- What is being asked -
Can you write out all of the material below, word for word?

- Extracted material -
◇ ◇ ◇
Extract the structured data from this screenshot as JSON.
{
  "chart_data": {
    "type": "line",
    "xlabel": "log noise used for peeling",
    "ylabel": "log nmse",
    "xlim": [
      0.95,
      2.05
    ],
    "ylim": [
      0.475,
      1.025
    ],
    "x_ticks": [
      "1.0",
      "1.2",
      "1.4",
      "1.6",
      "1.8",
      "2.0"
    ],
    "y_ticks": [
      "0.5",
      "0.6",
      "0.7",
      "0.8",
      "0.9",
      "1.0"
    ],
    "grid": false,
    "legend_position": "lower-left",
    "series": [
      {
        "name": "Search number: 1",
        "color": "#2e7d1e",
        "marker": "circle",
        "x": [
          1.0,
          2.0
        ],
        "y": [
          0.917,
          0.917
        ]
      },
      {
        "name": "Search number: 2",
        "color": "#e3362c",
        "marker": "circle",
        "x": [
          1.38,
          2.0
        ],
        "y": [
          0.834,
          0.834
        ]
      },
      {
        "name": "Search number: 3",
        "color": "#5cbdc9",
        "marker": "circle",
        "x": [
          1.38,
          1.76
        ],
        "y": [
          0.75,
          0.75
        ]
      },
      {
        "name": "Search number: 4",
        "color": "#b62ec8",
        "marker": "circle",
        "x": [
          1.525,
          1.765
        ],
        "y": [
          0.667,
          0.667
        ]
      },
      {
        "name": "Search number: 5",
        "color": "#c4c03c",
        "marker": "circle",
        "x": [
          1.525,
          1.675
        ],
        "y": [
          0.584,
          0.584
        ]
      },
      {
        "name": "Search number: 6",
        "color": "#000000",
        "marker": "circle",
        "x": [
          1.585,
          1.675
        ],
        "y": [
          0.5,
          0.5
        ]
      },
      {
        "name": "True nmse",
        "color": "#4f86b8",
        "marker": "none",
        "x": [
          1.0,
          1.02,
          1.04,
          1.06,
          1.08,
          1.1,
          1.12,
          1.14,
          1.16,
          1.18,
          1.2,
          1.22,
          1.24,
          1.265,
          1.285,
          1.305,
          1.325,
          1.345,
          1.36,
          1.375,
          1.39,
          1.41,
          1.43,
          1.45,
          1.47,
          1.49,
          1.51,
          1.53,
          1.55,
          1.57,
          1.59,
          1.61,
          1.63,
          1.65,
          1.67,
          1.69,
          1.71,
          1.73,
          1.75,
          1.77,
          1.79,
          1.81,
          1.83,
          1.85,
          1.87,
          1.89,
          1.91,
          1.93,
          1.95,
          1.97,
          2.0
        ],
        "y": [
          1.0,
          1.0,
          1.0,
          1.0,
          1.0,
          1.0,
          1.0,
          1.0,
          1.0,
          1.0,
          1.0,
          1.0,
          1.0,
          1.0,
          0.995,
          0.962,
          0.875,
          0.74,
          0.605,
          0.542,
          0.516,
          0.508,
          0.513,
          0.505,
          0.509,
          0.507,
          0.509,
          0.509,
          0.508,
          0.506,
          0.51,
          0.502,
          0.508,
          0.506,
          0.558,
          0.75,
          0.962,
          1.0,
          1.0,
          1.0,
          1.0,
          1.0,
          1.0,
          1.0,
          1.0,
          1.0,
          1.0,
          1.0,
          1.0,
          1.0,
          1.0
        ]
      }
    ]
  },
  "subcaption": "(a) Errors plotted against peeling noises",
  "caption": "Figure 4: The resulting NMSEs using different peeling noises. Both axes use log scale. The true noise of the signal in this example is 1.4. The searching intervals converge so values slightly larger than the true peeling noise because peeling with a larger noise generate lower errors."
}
◇ ◇ ◇
- Exercise solution -
Extract the structured data from this screenshot as JSON.
{
  "chart_data": {
    "type": "line",
    "xlabel": "log noise used for peeling",
    "ylabel": "log nmse",
    "xlim": [
      0.95,
      2.05
    ],
    "ylim": [
      0.475,
      1.025
    ],
    "x_ticks": [
      "1.0",
      "1.2",
      "1.4",
      "1.6",
      "1.8",
      "2.0"
    ],
    "y_ticks": [
      "0.5",
      "0.6",
      "0.7",
      "0.8",
      "0.9",
      "1.0"
    ],
    "grid": false,
    "legend_position": "lower-left",
    "series": [
      {
        "name": "Search number: 1",
        "color": "#2e7d1e",
        "marker": "circle",
        "x": [
          1.0,
          2.0
        ],
        "y": [
          0.917,
          0.917
        ]
      },
      {
        "name": "Search number: 2",
        "color": "#e3362c",
        "marker": "circle",
        "x": [
          1.38,
          2.0
        ],
        "y": [
          0.834,
          0.834
        ]
      },
      {
        "name": "Search number: 3",
        "color": "#5cbdc9",
        "marker": "circle",
        "x": [
          1.38,
          1.76
        ],
        "y": [
          0.75,
          0.75
        ]
      },
      {
        "name": "Search number: 4",
        "color": "#b62ec8",
        "marker": "circle",
        "x": [
          1.525,
          1.765
        ],
        "y": [
          0.667,
          0.667
        ]
      },
      {
        "name": "Search number: 5",
        "color": "#c4c03c",
        "marker": "circle",
        "x": [
          1.525,
          1.675
        ],
        "y": [
          0.584,
          0.584
        ]
      },
      {
        "name": "Search number: 6",
        "color": "#000000",
        "marker": "circle",
        "x": [
          1.585,
          1.675
        ],
        "y": [
          0.5,
          0.5
        ]
      },
      {
        "name": "True nmse",
        "color": "#4f86b8",
        "marker": "none",
        "x": [
          1.0,
          1.02,
          1.04,
          1.06,
          1.08,
          1.1,
          1.12,
          1.14,
          1.16,
          1.18,
          1.2,
          1.22,
          1.24,
          1.265,
          1.285,
          1.305,
          1.325,
          1.345,
          1.36,
          1.375,
          1.39,
          1.41,
          1.43,
          1.45,
          1.47,
          1.49,
          1.51,
          1.53,
          1.55,
          1.57,
          1.59,
          1.61,
          1.63,
          1.65,
          1.67,
          1.69,
          1.71,
          1.73,
          1.75,
          1.77,
          1.79,
          1.81,
          1.83,
          1.85,
          1.87,
          1.89,
          1.91,
          1.93,
          1.95,
          1.97,
          2.0
        ],
        "y": [
          1.0,
          1.0,
          1.0,
          1.0,
          1.0,
          1.0,
          1.0,
          1.0,
          1.0,
          1.0,
          1.0,
          1.0,
          1.0,
          1.0,
          0.995,
          0.962,
          0.875,
          0.74,
          0.605,
          0.542,
          0.516,
          0.508,
          0.513,
          0.505,
          0.509,
          0.507,
          0.509,
          0.509,
          0.508,
          0.506,
          0.51,
          0.502,
          0.508,
          0.506,
          0.558,
          0.75,
          0.962,
          1.0,
          1.0,
          1.0,
          1.0,
          1.0,
          1.0,
          1.0,
          1.0,
          1.0,
          1.0,
          1.0,
          1.0,
          1.0,
          1.0
        ]
      }
    ]
  },
  "subcaption": "(a) Errors plotted against peeling noises",
  "caption": "Figure 4: The resulting NMSEs using different peeling noises. Both axes use log scale. The true noise of the signal in this example is 1.4. The searching intervals converge so values slightly larger than the true peeling noise because peeling with a larger noise generate lower errors."
}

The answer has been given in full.